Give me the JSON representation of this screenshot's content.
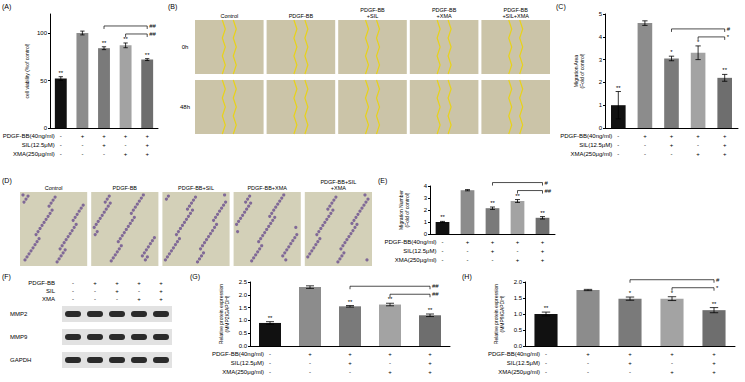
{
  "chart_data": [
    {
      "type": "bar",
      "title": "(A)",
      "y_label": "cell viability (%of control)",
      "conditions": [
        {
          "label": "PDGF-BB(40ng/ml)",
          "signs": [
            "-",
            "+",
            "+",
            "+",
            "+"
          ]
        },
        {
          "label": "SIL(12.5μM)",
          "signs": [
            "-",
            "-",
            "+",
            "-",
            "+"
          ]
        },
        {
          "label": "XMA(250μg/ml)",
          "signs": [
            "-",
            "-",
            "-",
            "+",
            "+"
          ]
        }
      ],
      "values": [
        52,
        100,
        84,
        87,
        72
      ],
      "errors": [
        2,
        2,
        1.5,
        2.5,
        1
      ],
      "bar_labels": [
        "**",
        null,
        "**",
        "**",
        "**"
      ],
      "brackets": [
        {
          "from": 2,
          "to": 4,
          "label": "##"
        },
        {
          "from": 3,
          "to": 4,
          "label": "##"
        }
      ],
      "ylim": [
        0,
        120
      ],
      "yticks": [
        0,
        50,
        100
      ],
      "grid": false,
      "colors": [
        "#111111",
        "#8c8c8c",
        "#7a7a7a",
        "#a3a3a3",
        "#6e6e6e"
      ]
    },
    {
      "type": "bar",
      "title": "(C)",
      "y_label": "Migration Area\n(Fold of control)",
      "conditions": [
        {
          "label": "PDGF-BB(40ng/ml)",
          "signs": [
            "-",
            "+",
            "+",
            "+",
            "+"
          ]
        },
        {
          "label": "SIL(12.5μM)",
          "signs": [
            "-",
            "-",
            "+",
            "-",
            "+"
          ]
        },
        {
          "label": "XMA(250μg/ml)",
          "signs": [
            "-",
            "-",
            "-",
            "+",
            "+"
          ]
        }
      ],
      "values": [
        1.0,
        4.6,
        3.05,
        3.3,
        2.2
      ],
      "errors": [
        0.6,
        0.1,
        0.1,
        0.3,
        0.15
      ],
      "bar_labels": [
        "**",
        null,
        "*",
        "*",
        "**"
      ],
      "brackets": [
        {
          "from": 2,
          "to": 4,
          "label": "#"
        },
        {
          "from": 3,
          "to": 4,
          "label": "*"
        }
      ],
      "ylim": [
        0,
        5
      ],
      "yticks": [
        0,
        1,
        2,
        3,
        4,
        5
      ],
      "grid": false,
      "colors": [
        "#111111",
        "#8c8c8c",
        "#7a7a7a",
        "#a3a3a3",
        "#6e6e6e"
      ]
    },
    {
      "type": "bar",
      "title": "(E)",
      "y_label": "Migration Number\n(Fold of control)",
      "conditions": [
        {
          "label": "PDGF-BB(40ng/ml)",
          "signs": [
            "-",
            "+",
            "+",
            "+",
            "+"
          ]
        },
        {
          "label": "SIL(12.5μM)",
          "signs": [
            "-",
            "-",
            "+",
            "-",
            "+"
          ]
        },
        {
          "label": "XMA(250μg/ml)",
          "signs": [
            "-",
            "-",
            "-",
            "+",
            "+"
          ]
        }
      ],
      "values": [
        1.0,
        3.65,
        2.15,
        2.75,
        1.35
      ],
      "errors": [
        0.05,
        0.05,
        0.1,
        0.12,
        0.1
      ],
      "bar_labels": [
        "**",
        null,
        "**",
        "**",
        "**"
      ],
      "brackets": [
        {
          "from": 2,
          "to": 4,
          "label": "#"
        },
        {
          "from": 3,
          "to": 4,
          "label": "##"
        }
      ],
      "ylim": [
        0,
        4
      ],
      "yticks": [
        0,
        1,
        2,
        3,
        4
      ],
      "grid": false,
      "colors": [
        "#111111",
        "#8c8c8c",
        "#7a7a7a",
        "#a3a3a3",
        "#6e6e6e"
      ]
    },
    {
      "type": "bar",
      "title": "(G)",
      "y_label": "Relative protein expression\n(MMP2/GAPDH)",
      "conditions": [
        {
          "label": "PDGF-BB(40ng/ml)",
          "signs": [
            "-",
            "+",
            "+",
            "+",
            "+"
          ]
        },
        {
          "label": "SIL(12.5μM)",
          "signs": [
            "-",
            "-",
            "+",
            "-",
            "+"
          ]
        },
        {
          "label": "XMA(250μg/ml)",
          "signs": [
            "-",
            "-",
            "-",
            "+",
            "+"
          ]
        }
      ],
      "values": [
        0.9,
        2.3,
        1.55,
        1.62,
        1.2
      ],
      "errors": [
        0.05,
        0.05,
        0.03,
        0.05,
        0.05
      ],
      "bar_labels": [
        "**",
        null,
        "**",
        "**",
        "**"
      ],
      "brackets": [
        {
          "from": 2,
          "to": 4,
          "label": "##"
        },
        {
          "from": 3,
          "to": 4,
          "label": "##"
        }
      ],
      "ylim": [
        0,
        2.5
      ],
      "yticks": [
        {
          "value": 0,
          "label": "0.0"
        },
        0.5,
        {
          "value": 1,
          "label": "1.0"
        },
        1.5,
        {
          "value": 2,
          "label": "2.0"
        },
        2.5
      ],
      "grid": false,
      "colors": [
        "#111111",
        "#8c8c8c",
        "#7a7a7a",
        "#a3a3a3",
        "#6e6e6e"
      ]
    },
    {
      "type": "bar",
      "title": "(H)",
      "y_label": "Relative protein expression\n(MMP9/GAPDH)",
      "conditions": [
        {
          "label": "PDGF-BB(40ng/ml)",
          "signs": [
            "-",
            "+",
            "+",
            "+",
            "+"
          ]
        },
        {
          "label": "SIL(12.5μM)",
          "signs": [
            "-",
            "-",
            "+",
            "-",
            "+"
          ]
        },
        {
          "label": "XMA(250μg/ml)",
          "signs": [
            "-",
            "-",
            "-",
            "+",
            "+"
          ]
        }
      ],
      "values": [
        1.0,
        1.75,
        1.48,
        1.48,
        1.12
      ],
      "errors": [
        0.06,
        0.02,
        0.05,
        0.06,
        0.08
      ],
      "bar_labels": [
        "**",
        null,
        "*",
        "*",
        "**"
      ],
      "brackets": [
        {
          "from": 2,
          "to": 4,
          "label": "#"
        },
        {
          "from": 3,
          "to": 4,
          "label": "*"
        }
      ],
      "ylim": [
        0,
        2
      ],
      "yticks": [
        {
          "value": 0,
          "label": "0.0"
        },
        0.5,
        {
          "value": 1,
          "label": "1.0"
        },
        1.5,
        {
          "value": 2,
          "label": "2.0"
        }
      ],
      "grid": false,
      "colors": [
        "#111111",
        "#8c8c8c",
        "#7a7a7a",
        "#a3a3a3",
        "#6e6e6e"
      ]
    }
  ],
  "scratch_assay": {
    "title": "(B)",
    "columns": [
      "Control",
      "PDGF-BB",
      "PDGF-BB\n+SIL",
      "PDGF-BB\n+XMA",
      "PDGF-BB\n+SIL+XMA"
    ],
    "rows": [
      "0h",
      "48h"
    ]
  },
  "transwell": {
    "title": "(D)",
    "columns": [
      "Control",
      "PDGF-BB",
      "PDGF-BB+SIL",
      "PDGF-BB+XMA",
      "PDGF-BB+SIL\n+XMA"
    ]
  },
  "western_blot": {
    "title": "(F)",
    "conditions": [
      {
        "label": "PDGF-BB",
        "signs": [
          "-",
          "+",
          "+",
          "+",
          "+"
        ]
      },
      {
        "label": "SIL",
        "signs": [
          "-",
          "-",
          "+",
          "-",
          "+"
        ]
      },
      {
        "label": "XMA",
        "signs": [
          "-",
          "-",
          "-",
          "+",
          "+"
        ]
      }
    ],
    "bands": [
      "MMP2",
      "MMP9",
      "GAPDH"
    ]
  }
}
-=-=-
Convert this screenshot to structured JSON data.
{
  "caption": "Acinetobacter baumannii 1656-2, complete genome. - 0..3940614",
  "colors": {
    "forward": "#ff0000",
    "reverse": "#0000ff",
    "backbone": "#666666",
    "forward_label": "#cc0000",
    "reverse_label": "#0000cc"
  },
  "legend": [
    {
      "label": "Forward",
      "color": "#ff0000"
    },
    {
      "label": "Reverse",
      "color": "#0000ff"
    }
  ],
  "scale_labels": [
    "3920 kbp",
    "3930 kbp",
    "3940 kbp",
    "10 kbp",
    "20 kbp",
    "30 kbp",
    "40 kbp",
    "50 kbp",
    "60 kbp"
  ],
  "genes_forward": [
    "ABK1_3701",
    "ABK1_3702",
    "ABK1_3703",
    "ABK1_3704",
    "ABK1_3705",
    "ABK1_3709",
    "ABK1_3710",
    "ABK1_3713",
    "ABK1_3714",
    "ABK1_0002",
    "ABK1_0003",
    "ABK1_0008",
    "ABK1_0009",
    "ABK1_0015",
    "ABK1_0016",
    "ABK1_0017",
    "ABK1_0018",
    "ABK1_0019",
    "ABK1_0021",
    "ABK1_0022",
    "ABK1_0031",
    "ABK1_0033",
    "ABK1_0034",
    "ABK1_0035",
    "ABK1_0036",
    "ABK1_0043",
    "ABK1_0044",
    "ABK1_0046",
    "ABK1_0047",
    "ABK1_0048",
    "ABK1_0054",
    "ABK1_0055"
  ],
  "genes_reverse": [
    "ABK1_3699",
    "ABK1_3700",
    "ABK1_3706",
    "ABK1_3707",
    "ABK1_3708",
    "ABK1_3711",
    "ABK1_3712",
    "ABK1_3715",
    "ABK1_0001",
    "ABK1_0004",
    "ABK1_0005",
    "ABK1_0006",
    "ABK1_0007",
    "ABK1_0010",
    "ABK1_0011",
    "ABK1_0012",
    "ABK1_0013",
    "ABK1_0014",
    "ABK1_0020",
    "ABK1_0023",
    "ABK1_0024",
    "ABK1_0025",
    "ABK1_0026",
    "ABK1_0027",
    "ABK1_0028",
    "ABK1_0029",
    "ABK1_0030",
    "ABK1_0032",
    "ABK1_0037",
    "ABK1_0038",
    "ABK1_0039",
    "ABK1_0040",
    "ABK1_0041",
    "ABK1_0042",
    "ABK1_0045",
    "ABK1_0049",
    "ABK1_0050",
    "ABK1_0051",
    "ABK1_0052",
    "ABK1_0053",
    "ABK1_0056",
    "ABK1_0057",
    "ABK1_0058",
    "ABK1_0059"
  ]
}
-=-=-
# Action item:
Looking at the records above, count the lines where the word "Migration" appears. State only the number.

# Answer for the task:
2